== Your instructions ==
Pick out all lines of the entries that include the word "name" and copy them.
** Start Data in this exercise **
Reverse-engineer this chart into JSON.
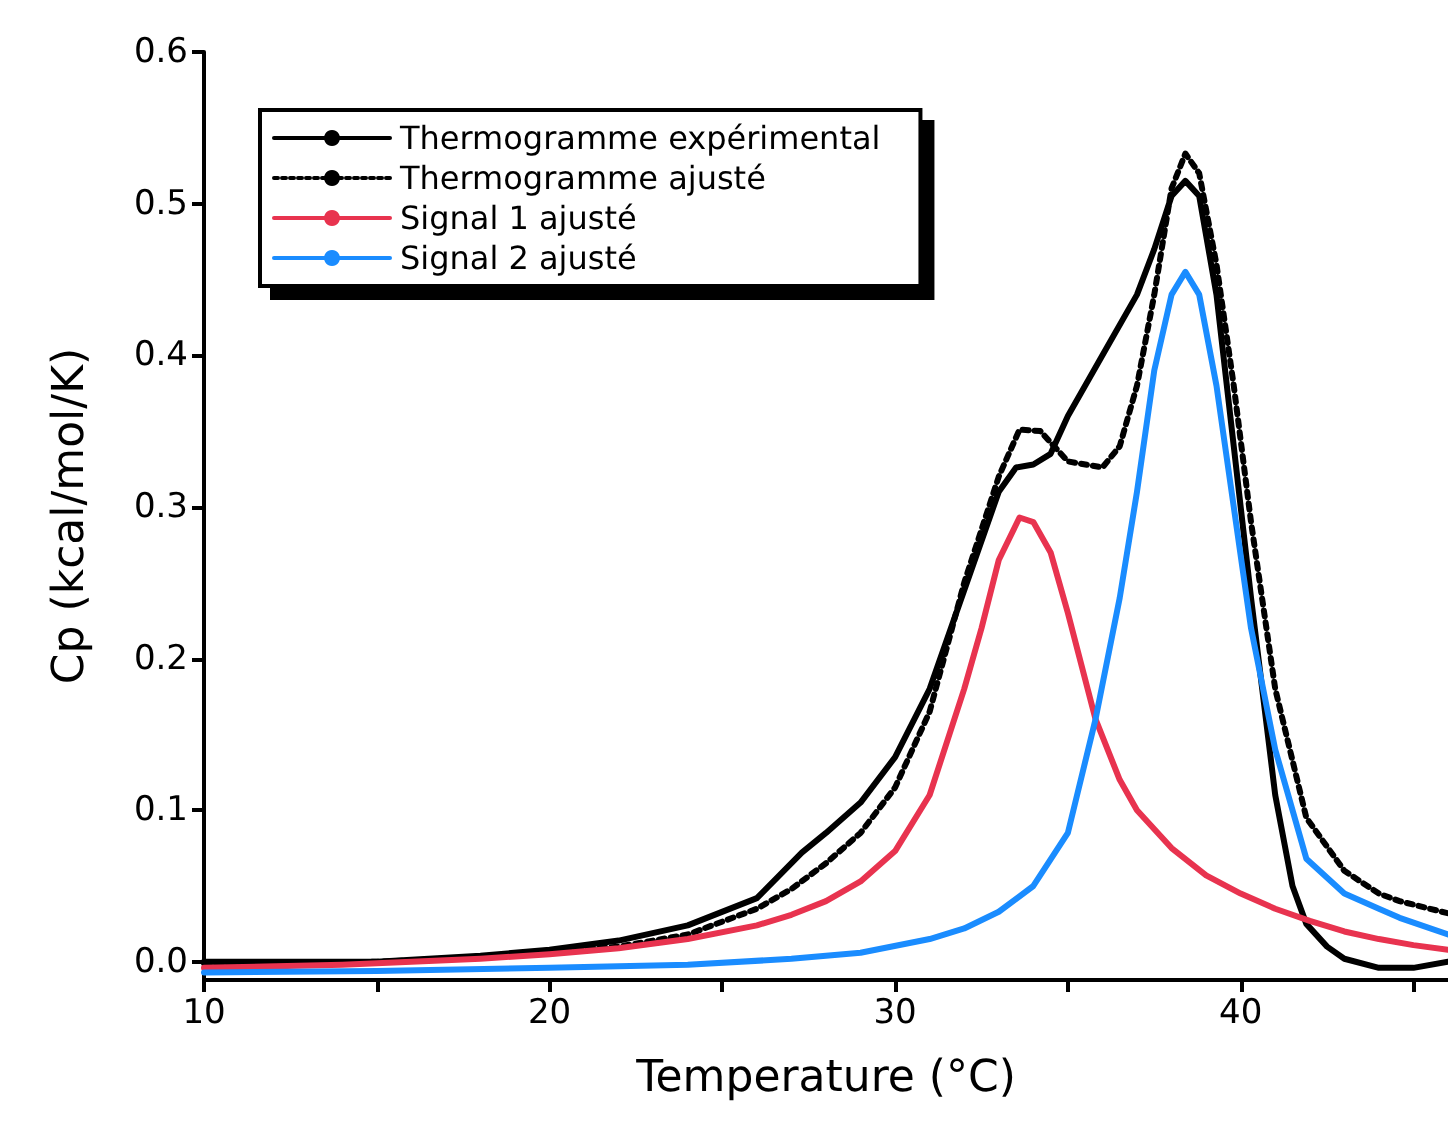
{
  "chart_data": {
    "type": "line",
    "xlabel": "Temperature (°C)",
    "ylabel": "Cp (kcal/mol/K)",
    "xlim": [
      10,
      46
    ],
    "ylim": [
      -0.012,
      0.6
    ],
    "xticks": [
      10,
      {
        "value": 15,
        "label": null
      },
      20,
      {
        "value": 25,
        "label": null
      },
      30,
      {
        "value": 35,
        "label": null
      },
      40,
      {
        "value": 45,
        "label": null
      }
    ],
    "yticks": [
      {
        "value": 0,
        "label": "0.0"
      },
      {
        "value": 0.1,
        "label": "0.1"
      },
      {
        "value": 0.2,
        "label": "0.2"
      },
      {
        "value": 0.3,
        "label": "0.3"
      },
      {
        "value": 0.4,
        "label": "0.4"
      },
      {
        "value": 0.5,
        "label": "0.5"
      },
      {
        "value": 0.6,
        "label": "0.6"
      }
    ],
    "grid": false,
    "legend": "top left",
    "marker": "none",
    "series": [
      {
        "name": "Thermogramme expérimental",
        "color": "#000000",
        "line_style": "solid",
        "x": [
          10,
          15,
          18,
          20,
          22,
          24,
          26,
          27.3,
          28,
          29,
          30,
          31,
          32,
          33,
          33.5,
          34,
          34.5,
          35,
          36,
          37,
          37.5,
          38,
          38.4,
          38.8,
          39.3,
          39.8,
          40.3,
          41,
          41.5,
          41.9,
          42.5,
          43,
          44,
          45,
          46
        ],
        "values": [
          0,
          0,
          0.004,
          0.008,
          0.014,
          0.024,
          0.042,
          0.072,
          0.085,
          0.105,
          0.135,
          0.18,
          0.245,
          0.31,
          0.326,
          0.328,
          0.335,
          0.36,
          0.4,
          0.44,
          0.47,
          0.505,
          0.515,
          0.505,
          0.44,
          0.34,
          0.24,
          0.11,
          0.05,
          0.025,
          0.01,
          0.002,
          -0.004,
          -0.004,
          0
        ]
      },
      {
        "name": "Thermogramme ajusté",
        "color": "#000000",
        "line_style": "dotted",
        "x": [
          10,
          15,
          18,
          20,
          22,
          24,
          26,
          27,
          28,
          29,
          30,
          31,
          32,
          33,
          33.6,
          34.2,
          35,
          36,
          36.5,
          37,
          37.5,
          38,
          38.4,
          38.8,
          39.3,
          39.8,
          40.3,
          41,
          41.9,
          43,
          44,
          44.6,
          46
        ],
        "values": [
          -0.001,
          0,
          0.003,
          0.006,
          0.01,
          0.018,
          0.035,
          0.048,
          0.065,
          0.085,
          0.115,
          0.165,
          0.25,
          0.32,
          0.351,
          0.35,
          0.33,
          0.326,
          0.34,
          0.38,
          0.44,
          0.51,
          0.533,
          0.52,
          0.46,
          0.38,
          0.29,
          0.18,
          0.095,
          0.06,
          0.045,
          0.04,
          0.032
        ]
      },
      {
        "name": "Signal 1 ajusté",
        "color": "#e8334f",
        "line_style": "solid",
        "x": [
          10,
          14,
          18,
          20,
          22,
          24,
          26,
          27,
          28,
          29,
          30,
          31,
          32,
          32.5,
          33,
          33.6,
          34,
          34.5,
          35,
          35.8,
          36.5,
          37,
          38,
          39,
          40,
          41,
          42,
          43,
          44,
          45,
          46
        ],
        "values": [
          -0.004,
          -0.002,
          0.002,
          0.005,
          0.009,
          0.015,
          0.024,
          0.031,
          0.04,
          0.053,
          0.073,
          0.11,
          0.18,
          0.22,
          0.265,
          0.293,
          0.29,
          0.27,
          0.23,
          0.16,
          0.12,
          0.1,
          0.075,
          0.057,
          0.045,
          0.035,
          0.027,
          0.02,
          0.015,
          0.011,
          0.008
        ]
      },
      {
        "name": "Signal 2 ajusté",
        "color": "#1a8cff",
        "line_style": "solid",
        "x": [
          10,
          15,
          20,
          24,
          27,
          29,
          31,
          32,
          33,
          34,
          35,
          35.8,
          36.5,
          37,
          37.5,
          38,
          38.4,
          38.8,
          39.3,
          39.8,
          40.3,
          41,
          41.9,
          43,
          44,
          44.6,
          46
        ],
        "values": [
          -0.007,
          -0.006,
          -0.004,
          -0.002,
          0.002,
          0.006,
          0.015,
          0.022,
          0.033,
          0.05,
          0.085,
          0.16,
          0.24,
          0.31,
          0.39,
          0.44,
          0.455,
          0.44,
          0.38,
          0.3,
          0.22,
          0.14,
          0.068,
          0.045,
          0.035,
          0.029,
          0.018
        ]
      }
    ]
  }
}
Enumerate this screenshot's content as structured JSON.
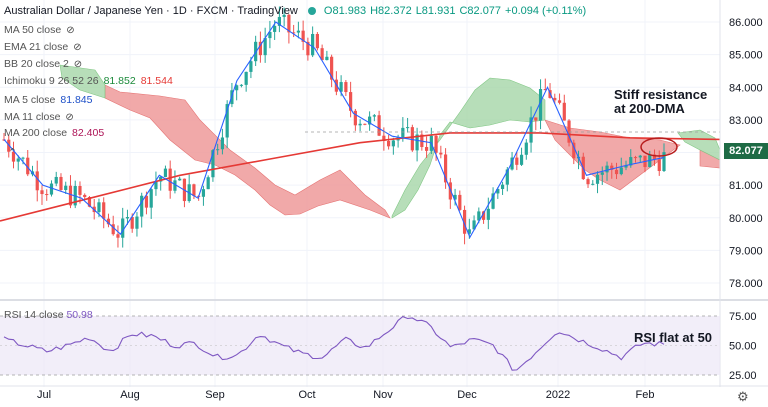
{
  "header": {
    "title": "Australian Dollar / Japanese Yen · 1D · FXCM · TradingView",
    "open": "O81.983",
    "high": "H82.372",
    "low": "L81.931",
    "close": "C82.077",
    "change": "+0.094 (+0.11%)"
  },
  "indicators": [
    {
      "label": "MA 50 close",
      "icon": "eye-off-icon"
    },
    {
      "label": "EMA 21 close",
      "icon": "eye-off-icon"
    },
    {
      "label": "BB 20 close 2",
      "icon": "eye-off-icon"
    },
    {
      "label": "Ichimoku 9 26 52 26",
      "v1": "81.852",
      "v2": "81.544"
    },
    {
      "label": "MA 5 close",
      "v1": "81.845"
    },
    {
      "label": "MA 11 close",
      "icon": "eye-off-icon"
    },
    {
      "label": "MA 200 close",
      "v1": "82.405"
    }
  ],
  "annotations": {
    "resistance": "Stiff resistance\nat 200-DMA",
    "rsi": "RSI flat at 50"
  },
  "last_price": "82.077",
  "rsi_label": "RSI 14 close",
  "rsi_value": "50.98",
  "colors": {
    "up": "#26a69a",
    "down": "#ef5350",
    "ma5": "#2962ff",
    "ma200": "#e53935",
    "cloud_bull": "#a5d6a7",
    "cloud_bear": "#ef9a9a",
    "rsi": "#7e57c2"
  },
  "chart_data": {
    "type": "line",
    "main_price_axis": {
      "ticks": [
        "86.000",
        "85.000",
        "84.000",
        "83.000",
        "82.000",
        "81.000",
        "80.000",
        "79.000",
        "78.000"
      ]
    },
    "rsi_axis": {
      "ticks": [
        "75.00",
        "50.00",
        "25.00"
      ]
    },
    "x_ticks": [
      "Jul",
      "Aug",
      "Sep",
      "Oct",
      "Nov",
      "Dec",
      "2022",
      "Feb"
    ],
    "series": [
      {
        "name": "MA 200 close",
        "values": [
          79.9,
          80.6,
          81.3,
          81.8,
          82.3,
          82.6,
          82.6,
          82.45,
          82.4
        ]
      },
      {
        "name": "MA 5 close",
        "values": [
          82.4,
          81.0,
          80.6,
          79.5,
          81.3,
          80.6,
          84.2,
          86.0,
          85.2,
          83.2,
          82.5,
          82.3,
          79.4,
          81.5,
          84.0,
          81.3,
          81.6,
          81.85
        ]
      },
      {
        "name": "RSI 14 close",
        "values": [
          55,
          50,
          45,
          50,
          57,
          45,
          60,
          58,
          50,
          52,
          40,
          42,
          60,
          50,
          43,
          40,
          55,
          48,
          62,
          76,
          66,
          48,
          55,
          50,
          28,
          45,
          63,
          55,
          48,
          40,
          52,
          50.98
        ]
      }
    ]
  }
}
** End Data in this exercise **
== Response to this task ==
        "name": "Thermogramme expérimental",
        "name": "Thermogramme ajusté",
        "name": "Signal 1 ajusté",
        "name": "Signal 2 ajusté",
        "name": "MA 200 close",
        "name": "MA 5 close",
        "name": "RSI 14 close",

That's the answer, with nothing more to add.